STATED PROBLEM A:
In the pandas thread, which two parameters of to_csv are set to False to leave them out of the output?
STATED PROBLEM B:
Reproduce the pandas thread starting at the words "Late to the" and ending after the words "index=None, sep='\t', mode='a')".

━━━━━ SUPPLIED PASSAGE ━━━━━

You can use pandas.DataFrame.to_csv(), and setting both index and header to False:
In [97]: print df.to_csv(sep=' ', index=False, header=False)
18 55 1 70
18 55 2 67
18 57 2 75
18 58 1 35
19 54 2 70
pandas.DataFrame.to_csv can write to a file directly, for more info you can refer to the docs linked above.
Late to the party: Try this>
base_filename = 'Values.txt'
with open(os.path.join(WorkingFolder, base_filename),'w') as outfile:
df.to_string(outfile)
#Neatly allocate all columns and rows to a .txt file
#AHegde - To get the tab delimited output use separator sep='\t'.
For df.to_csv:
df.to_csv(r'c:\data\pandas.txt', header=None, index=None, sep='\t', mode='a')

━━━━━ DATA EXCERPTS ━━━━━

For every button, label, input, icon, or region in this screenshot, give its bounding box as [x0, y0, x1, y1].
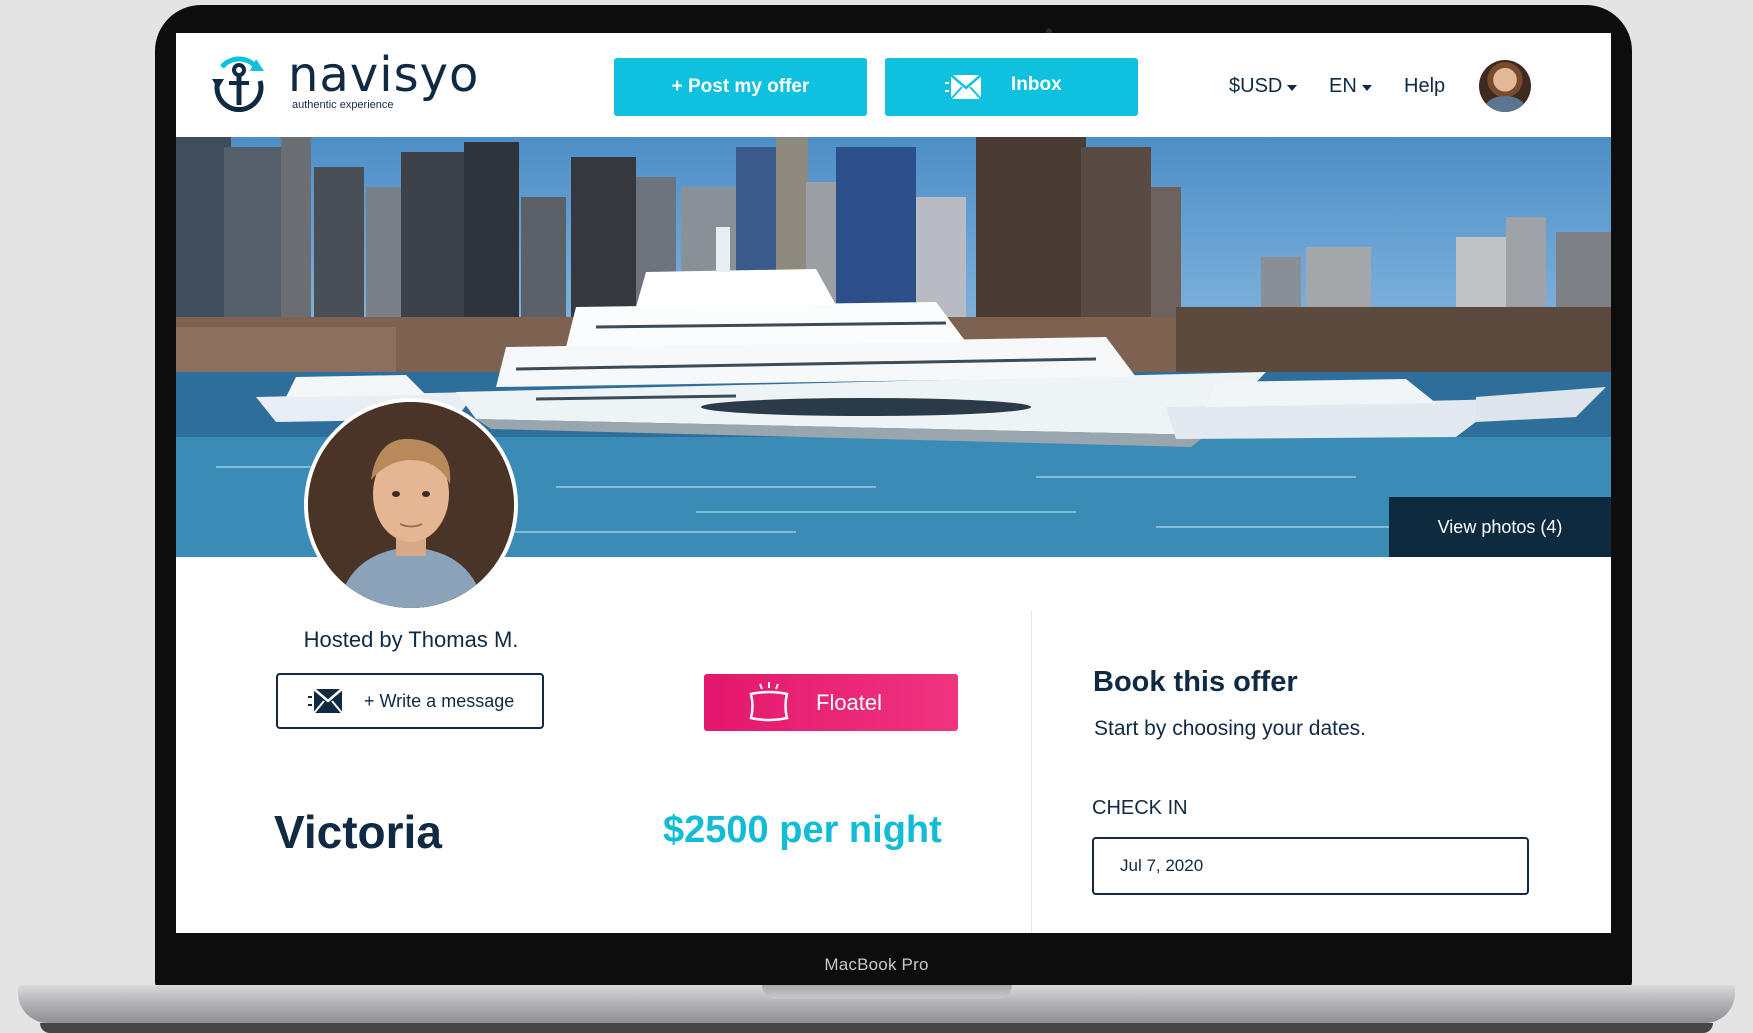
floatel-label: Floatel	[816, 690, 883, 715]
device-model-label: MacBook Pro	[824, 955, 929, 974]
inbox-label: Inbox	[1011, 74, 1062, 95]
brand-name[interactable]: navisyo	[288, 47, 479, 103]
pillow-icon	[749, 682, 789, 722]
price-label: $2500 per night	[663, 809, 942, 851]
site-header: navisyo authentic experience + Post my o…	[176, 33, 1611, 137]
currency-label: $USD	[1229, 75, 1283, 97]
host-portrait	[308, 402, 514, 608]
laptop-screen: navisyo authentic experience + Post my o…	[176, 33, 1611, 933]
laptop-base-shadow	[40, 1023, 1713, 1033]
laptop-notch	[762, 985, 1012, 999]
hosted-by-label: Hosted by Thomas M.	[303, 627, 519, 652]
view-photos-button[interactable]: View photos (4)	[1389, 497, 1611, 557]
column-divider	[1031, 610, 1032, 933]
checkin-label: CHECK IN	[1092, 797, 1188, 819]
language-dropdown[interactable]: EN	[1329, 75, 1372, 98]
mail-icon	[945, 74, 982, 100]
booking-subtitle: Start by choosing your dates.	[1094, 717, 1366, 740]
currency-dropdown[interactable]: $USD	[1229, 75, 1298, 98]
write-message-button[interactable]: + Write a message	[276, 673, 544, 729]
brand-tagline: authentic experience	[292, 99, 394, 111]
chevron-down-icon	[1361, 84, 1372, 91]
host-avatar[interactable]	[304, 398, 518, 612]
post-offer-button[interactable]: + Post my offer	[614, 58, 867, 116]
inbox-button[interactable]: Inbox	[885, 58, 1138, 116]
language-label: EN	[1329, 75, 1357, 97]
write-message-label: + Write a message	[364, 691, 515, 711]
user-avatar[interactable]	[1479, 60, 1531, 112]
help-link[interactable]: Help	[1404, 75, 1445, 98]
listing-title: Victoria	[274, 806, 442, 858]
mail-icon	[308, 688, 343, 714]
booking-title: Book this offer	[1093, 666, 1298, 698]
checkin-date-input[interactable]	[1092, 837, 1529, 895]
anchor-icon[interactable]	[208, 53, 270, 115]
floatel-button[interactable]: Floatel	[704, 674, 958, 731]
chevron-down-icon	[1287, 84, 1298, 91]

━━━━━

CORRECT RESULT A:
index and header

CORRECT RESULT B:
Late to the party: Try this>
base_filename = 'Values.txt'
with open(os.path.join(WorkingFolder, base_filename),'w') as outfile:
df.to_string(outfile)
#Neatly allocate all columns and rows to a .txt file
#AHegde - To get the tab delimited output use separator sep='\t'.
For df.to_csv:
df.to_csv(r'c:\data\pandas.txt', header=None, index=None, sep='\t', mode='a')